Walter ANTUNES' (BRA) Open 60 Monohull Galileo is the new boat on the block in the Paul Vatine Basin, and it has raised a few eyebrows amongst the Transat Jacques Vabre competitors already. Designed by a South African, Angelo LAVRANOS, and built by ANTUNES himself in Brazil, this campaign has seemingly come out of the blue for the Europeans.
Launched in 2005, Galileo is a work of simplicity. ANTUNES is modest about his creation, but he has reason to be proud of his work too, and even skippers like Jean-Pierre DICK (FRA) and Jean LE CAM (FRA) have let their curiosity get the better of them and had a look around.

'It was a personal choice to end up with an open cockpit with twin steering wheels, I wanted to have a boat which could adapt to crewed races, but even though it's new and quite powerful, it's my first boat so it was important not to complicate the design,' commented the Brazilian. 'Everything is very simple, and she's very reliable all round boat, happy in fresh breeze, with a safe rig and good engineering. There's lots of room for improvement but once I have enough racing experience I can then modify things.'

Indeed, there is no paintwork on the inside, so the cabin is still carbon black and minimal. There are no creature comforts at all, not even a cushion on the rectangular navigation seat covering the engine, no sign of a galley which a Frenchman would have appreciated, and outside the helming position is unprotected from the elements by the low flat cockpit.

EXCERPTED RECORDS:

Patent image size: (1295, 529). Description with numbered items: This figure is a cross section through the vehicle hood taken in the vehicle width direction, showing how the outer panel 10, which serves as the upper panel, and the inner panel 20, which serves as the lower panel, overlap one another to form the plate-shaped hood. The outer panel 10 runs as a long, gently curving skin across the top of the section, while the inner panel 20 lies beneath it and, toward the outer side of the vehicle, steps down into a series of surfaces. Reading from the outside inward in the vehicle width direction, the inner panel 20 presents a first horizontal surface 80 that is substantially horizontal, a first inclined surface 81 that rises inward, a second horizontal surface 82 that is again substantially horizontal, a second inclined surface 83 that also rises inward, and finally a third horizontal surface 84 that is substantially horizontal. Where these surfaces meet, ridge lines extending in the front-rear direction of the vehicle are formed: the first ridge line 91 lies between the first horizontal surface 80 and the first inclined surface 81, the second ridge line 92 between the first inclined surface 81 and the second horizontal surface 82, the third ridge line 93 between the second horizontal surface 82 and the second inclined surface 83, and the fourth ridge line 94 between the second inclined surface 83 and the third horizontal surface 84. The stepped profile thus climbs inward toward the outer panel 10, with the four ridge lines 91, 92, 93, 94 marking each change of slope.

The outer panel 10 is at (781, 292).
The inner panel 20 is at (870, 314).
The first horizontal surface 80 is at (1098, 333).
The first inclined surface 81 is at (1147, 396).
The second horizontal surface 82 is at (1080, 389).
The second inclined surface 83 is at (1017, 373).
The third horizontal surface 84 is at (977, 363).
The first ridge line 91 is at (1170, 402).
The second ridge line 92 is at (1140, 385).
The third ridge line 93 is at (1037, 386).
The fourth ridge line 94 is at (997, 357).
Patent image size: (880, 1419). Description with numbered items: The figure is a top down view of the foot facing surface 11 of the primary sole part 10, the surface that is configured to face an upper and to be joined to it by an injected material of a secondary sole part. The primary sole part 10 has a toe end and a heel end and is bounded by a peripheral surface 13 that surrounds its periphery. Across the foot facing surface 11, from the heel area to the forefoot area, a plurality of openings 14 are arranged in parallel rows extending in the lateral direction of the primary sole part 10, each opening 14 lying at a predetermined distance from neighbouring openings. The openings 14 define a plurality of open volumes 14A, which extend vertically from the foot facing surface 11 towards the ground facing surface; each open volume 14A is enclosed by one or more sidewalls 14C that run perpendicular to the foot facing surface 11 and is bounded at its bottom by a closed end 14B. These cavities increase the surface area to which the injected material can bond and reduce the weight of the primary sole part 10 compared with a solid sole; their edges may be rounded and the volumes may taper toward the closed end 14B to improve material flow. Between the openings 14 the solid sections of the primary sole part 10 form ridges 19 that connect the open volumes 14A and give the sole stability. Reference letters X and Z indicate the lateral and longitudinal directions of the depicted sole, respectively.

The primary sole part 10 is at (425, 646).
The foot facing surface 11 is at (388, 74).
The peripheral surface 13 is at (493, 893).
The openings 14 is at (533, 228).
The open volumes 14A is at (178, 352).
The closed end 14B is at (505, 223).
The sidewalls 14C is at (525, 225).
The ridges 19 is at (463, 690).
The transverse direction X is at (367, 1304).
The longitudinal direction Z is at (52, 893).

SHORT TASK:
Return the stretch of the Galileo passage from "Launched in 2005, Galileo" through "a look around.". The data is separate material from the text about the Galileo.

COMPLETE OUTPUT:
Launched in 2005, Galileo is a work of simplicity. ANTUNES is modest about his creation, but he has reason to be proud of his work too, and even skippers like Jean-Pierre DICK (FRA) and Jean LE CAM (FRA) have let their curiosity get the better of them and had a look around.